§ **GOAL**
Identify and copy all lines of the material where the string "Bubble" is found.

Collection entries:
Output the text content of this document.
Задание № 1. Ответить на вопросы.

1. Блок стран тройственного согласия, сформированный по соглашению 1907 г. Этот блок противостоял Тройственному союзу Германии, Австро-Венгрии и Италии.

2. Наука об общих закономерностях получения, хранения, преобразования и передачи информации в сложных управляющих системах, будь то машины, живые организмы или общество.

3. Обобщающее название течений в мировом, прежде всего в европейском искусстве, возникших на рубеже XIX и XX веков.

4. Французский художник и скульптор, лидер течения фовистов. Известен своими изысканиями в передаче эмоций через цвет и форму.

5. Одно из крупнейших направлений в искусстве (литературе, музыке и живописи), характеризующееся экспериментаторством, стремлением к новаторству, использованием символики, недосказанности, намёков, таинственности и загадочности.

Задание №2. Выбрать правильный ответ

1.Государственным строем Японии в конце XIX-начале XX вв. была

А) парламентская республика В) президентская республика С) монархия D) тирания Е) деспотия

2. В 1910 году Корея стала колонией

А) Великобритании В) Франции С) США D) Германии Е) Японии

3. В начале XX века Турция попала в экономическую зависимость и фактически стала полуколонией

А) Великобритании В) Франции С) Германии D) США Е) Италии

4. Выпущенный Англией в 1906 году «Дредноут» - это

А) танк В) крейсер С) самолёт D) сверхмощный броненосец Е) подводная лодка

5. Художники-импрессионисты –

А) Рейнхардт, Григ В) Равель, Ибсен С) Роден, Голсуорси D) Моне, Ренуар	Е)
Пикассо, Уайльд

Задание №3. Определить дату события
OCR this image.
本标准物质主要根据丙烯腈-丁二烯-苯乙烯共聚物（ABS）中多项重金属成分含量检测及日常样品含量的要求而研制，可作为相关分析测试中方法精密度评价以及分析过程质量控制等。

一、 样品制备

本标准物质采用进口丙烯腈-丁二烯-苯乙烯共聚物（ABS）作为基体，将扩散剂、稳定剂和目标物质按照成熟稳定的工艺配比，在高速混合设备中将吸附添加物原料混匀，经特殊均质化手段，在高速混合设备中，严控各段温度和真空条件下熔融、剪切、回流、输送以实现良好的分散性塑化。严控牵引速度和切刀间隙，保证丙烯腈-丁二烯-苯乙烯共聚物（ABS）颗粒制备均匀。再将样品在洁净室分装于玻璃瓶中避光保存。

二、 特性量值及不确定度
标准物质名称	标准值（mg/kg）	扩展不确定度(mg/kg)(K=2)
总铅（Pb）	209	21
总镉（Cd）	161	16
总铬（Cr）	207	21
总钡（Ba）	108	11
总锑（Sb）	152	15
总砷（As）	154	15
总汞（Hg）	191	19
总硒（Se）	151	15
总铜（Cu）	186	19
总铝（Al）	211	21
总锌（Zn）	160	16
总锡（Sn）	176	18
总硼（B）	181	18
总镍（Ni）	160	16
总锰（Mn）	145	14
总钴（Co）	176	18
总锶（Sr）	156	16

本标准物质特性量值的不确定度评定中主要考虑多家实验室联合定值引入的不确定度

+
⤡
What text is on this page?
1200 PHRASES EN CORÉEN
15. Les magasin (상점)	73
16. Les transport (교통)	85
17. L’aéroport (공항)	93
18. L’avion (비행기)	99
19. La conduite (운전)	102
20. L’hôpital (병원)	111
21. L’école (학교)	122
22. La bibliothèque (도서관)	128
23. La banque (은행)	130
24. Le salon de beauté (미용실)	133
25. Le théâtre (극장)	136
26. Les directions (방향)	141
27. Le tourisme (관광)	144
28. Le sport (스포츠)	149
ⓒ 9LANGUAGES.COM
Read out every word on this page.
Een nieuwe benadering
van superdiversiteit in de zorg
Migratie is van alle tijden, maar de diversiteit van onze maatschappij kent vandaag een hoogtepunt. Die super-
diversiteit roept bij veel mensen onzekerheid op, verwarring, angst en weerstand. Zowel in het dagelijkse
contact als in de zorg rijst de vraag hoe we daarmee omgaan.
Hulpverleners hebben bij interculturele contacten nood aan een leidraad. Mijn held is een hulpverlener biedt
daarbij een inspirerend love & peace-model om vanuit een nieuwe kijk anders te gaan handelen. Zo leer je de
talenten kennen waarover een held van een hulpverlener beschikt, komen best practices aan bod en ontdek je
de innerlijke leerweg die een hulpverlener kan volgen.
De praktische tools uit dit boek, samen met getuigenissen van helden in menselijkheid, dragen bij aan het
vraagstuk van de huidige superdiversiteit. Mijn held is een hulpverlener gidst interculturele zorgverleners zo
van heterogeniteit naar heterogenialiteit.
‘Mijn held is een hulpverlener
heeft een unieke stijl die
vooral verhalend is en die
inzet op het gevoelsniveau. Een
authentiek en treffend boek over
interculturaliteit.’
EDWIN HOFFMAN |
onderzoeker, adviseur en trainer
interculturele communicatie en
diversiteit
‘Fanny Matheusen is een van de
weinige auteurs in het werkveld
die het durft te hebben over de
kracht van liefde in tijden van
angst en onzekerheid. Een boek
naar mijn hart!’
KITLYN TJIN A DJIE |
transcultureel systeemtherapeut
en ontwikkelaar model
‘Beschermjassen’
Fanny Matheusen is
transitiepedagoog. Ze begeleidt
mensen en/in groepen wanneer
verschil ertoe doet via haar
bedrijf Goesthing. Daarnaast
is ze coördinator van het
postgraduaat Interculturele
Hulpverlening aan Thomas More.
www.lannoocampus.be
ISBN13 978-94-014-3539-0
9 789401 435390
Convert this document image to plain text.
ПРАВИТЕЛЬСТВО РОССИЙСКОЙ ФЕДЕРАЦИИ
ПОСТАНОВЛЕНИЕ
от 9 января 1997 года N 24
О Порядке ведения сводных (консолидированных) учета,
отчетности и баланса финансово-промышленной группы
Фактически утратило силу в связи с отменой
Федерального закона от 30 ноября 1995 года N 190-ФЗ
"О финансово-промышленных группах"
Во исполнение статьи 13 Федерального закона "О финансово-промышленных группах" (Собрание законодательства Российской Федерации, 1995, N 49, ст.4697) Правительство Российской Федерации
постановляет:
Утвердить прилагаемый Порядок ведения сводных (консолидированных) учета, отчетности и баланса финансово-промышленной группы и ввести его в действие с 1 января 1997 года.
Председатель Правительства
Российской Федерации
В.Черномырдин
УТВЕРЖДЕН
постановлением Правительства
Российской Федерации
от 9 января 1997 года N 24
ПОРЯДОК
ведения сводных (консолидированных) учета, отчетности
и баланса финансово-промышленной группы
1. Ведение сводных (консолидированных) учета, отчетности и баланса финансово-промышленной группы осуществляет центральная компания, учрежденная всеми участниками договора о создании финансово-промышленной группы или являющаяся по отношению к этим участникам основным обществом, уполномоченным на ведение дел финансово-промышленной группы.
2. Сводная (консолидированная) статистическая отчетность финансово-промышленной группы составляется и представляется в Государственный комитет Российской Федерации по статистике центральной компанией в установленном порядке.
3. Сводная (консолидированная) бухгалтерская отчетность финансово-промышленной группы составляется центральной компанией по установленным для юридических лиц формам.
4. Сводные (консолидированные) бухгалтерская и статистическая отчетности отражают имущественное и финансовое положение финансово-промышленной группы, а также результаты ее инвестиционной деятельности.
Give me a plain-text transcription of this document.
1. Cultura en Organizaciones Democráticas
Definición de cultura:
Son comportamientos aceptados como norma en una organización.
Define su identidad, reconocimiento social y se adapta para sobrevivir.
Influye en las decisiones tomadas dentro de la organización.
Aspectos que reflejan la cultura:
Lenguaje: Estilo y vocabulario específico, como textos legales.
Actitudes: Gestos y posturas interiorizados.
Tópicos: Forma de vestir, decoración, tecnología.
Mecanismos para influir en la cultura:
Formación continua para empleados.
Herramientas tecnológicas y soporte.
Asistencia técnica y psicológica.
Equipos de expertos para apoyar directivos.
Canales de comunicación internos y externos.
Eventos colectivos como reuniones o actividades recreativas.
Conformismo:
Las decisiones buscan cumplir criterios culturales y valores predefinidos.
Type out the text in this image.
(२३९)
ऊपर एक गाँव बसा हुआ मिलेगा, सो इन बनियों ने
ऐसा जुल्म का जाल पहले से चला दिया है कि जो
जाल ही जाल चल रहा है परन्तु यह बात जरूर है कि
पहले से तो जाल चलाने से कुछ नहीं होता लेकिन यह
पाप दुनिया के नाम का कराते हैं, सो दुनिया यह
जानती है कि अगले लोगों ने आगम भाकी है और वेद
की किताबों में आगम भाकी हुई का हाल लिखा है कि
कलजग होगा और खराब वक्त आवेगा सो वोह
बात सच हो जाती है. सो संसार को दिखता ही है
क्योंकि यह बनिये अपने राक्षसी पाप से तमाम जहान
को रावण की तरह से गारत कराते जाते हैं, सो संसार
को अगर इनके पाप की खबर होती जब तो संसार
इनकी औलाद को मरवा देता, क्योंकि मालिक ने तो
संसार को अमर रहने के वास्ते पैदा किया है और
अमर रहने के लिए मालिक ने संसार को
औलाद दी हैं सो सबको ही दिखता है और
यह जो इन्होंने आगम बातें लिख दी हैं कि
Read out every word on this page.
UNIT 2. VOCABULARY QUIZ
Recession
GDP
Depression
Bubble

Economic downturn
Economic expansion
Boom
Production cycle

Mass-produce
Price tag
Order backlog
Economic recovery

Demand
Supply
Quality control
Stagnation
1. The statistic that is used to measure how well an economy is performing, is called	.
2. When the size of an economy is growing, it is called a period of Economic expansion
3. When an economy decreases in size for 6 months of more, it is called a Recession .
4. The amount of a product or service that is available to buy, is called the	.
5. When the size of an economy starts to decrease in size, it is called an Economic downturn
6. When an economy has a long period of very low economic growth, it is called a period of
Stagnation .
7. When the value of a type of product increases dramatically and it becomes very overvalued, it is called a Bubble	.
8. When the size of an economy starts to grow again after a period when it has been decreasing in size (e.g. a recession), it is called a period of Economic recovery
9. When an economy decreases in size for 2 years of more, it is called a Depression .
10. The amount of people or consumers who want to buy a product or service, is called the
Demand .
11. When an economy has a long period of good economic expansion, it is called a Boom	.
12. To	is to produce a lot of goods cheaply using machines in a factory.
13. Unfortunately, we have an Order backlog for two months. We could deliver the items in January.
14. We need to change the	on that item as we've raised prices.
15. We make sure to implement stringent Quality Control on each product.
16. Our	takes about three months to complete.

§ **SOLUTION TO THE EXERCISE**
Bubble
7. When the value of a type of product increases dramatically and it becomes very overvalued, it is called a Bubble	.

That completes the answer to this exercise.